• SHORT EXERCISE:
Pick out each line with the word "logo" from the material that follows.

• DATA PROVIDED:
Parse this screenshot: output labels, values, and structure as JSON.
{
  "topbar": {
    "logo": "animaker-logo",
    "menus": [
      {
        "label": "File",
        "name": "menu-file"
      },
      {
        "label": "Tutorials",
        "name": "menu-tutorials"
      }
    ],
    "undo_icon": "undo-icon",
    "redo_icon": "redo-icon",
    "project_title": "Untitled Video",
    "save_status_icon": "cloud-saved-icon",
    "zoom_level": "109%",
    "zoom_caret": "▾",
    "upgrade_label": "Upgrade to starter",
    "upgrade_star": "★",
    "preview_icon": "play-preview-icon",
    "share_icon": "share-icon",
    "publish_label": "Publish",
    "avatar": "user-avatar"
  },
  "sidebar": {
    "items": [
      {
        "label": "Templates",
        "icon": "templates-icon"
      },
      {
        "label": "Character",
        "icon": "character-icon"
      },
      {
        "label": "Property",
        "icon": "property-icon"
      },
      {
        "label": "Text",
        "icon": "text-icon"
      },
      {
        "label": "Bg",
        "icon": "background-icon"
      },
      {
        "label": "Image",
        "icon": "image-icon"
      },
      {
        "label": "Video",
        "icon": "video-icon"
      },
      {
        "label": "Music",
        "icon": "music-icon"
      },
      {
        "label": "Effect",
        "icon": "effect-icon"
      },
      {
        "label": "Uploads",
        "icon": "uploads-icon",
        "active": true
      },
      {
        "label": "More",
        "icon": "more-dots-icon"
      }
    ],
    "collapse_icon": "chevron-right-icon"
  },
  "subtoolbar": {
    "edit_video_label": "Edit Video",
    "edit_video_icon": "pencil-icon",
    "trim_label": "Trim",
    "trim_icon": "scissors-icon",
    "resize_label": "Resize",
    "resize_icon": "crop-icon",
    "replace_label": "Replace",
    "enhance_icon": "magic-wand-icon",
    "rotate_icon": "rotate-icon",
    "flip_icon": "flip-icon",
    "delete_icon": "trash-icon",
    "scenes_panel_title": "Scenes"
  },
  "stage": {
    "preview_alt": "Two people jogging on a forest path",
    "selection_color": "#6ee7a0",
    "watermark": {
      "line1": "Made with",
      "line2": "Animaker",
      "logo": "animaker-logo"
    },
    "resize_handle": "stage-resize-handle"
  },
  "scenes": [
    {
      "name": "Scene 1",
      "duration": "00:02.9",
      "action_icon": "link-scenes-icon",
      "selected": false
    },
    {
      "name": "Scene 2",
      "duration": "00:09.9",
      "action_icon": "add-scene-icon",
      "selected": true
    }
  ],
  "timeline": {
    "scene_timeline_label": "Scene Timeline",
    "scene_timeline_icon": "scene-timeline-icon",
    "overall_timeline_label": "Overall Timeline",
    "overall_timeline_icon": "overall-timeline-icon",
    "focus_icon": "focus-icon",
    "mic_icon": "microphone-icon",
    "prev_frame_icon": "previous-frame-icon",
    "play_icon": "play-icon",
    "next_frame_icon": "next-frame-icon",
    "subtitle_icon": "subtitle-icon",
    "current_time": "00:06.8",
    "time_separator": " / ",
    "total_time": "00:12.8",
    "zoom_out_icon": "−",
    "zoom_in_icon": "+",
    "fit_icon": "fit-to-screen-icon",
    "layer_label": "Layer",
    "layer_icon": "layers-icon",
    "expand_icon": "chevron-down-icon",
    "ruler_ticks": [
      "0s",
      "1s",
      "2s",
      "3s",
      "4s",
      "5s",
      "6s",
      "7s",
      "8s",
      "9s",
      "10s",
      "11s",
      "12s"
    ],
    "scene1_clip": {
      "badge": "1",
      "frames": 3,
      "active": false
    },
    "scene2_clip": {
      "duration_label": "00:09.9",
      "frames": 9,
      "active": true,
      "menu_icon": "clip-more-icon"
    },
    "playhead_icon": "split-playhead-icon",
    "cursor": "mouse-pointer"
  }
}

• WRITTEN SOLUTION:
    "logo": "animaker-logo",
      "logo": "animaker-logo"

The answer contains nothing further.